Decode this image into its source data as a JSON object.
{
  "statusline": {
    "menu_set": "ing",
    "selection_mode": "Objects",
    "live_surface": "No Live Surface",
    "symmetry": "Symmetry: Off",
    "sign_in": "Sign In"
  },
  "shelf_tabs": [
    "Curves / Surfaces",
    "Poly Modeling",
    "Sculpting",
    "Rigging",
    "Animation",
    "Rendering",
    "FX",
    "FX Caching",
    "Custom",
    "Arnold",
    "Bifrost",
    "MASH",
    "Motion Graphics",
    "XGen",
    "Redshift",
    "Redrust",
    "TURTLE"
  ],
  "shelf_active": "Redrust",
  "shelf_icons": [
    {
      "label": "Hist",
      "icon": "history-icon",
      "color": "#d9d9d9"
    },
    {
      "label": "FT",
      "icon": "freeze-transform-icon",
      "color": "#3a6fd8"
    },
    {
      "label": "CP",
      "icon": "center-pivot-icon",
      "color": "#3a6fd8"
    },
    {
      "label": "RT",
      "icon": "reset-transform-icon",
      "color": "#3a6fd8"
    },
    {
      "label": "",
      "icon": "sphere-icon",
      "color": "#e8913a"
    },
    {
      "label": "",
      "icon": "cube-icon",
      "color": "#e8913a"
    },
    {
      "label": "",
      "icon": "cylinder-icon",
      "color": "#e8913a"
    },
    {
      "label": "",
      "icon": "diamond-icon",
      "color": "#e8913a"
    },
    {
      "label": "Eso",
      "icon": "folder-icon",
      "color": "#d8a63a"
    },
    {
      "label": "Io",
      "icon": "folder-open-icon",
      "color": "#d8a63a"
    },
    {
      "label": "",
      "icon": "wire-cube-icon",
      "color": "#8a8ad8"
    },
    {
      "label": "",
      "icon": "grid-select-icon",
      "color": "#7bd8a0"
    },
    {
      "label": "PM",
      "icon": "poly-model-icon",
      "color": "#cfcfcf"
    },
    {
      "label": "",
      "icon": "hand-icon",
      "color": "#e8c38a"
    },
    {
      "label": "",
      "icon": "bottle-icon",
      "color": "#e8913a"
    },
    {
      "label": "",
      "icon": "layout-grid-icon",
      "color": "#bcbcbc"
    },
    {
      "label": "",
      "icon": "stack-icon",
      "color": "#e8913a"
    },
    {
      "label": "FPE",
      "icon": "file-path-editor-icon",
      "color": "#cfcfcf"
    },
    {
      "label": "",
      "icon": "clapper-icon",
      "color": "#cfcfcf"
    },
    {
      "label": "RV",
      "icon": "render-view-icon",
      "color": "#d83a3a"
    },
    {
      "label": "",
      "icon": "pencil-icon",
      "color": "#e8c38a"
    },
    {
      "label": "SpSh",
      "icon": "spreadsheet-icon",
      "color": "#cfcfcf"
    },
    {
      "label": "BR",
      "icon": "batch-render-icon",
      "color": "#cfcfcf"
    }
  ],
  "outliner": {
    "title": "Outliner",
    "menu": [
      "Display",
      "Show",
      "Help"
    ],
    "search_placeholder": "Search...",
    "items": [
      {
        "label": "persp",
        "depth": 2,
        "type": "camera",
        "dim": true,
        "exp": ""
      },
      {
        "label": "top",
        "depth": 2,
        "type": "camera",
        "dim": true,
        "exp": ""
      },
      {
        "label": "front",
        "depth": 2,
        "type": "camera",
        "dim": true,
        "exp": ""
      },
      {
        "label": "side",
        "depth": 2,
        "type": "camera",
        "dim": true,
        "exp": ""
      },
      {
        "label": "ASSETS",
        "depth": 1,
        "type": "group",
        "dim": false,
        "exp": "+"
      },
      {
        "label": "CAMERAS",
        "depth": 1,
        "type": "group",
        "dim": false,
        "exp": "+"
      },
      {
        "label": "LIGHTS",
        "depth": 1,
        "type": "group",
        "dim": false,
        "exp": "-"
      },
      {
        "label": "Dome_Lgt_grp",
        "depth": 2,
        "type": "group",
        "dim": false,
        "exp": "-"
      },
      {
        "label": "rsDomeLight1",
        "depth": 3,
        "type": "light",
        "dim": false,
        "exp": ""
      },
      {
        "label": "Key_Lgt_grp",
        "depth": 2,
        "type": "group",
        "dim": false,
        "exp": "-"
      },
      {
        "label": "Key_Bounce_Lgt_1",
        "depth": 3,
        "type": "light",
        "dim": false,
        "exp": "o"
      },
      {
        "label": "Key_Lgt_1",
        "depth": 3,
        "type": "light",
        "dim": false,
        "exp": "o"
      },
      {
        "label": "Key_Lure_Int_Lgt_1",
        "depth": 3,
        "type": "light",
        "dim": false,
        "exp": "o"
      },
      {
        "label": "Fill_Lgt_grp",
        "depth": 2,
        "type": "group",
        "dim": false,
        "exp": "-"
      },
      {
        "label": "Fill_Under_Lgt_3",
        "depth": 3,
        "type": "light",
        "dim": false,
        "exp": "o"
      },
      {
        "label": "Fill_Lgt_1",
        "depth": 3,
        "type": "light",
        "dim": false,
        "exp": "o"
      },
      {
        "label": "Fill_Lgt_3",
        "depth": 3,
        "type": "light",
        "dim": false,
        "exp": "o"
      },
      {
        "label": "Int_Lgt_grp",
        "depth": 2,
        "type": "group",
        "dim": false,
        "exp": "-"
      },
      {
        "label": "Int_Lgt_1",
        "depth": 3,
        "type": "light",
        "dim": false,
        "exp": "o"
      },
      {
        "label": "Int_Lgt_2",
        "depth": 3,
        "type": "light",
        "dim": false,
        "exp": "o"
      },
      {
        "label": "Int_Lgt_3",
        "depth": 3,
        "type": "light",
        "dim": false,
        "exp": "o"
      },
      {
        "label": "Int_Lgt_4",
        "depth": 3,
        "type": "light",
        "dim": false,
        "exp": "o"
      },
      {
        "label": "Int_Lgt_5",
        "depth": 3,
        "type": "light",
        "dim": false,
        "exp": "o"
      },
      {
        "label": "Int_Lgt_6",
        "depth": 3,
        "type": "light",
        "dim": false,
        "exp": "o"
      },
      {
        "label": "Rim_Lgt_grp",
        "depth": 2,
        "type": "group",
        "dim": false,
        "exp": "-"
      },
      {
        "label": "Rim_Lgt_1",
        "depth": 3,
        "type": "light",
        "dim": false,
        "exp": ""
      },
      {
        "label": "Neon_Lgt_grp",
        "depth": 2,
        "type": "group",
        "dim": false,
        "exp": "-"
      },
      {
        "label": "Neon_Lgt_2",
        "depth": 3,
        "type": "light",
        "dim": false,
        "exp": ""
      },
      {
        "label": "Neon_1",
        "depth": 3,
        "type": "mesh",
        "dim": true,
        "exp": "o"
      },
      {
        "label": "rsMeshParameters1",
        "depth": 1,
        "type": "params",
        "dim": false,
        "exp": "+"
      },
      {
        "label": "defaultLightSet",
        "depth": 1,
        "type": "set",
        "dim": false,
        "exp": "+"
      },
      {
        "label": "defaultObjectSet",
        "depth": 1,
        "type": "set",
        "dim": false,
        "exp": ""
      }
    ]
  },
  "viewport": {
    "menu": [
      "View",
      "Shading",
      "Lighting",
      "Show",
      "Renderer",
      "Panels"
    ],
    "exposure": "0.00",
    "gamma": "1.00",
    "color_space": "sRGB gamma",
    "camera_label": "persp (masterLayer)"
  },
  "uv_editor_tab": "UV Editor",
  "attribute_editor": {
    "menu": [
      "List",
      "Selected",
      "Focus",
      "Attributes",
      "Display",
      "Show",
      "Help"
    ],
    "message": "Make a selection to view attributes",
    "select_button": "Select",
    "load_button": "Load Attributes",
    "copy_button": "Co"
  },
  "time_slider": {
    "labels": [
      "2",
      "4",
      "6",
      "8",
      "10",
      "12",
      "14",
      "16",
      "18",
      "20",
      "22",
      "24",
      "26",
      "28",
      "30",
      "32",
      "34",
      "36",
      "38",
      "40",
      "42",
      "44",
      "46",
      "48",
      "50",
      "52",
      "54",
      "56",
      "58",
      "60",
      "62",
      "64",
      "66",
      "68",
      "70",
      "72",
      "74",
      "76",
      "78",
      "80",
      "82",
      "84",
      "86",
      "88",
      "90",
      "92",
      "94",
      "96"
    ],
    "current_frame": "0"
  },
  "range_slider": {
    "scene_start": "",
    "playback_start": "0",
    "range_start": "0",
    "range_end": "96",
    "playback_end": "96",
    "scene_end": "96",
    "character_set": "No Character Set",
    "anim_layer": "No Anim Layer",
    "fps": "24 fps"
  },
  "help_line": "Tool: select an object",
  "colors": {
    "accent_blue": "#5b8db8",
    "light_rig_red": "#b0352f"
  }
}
-=-=-
**Directive**
Look through the entries above and count each line holding "grid"; report the count alone.

**The solution**
2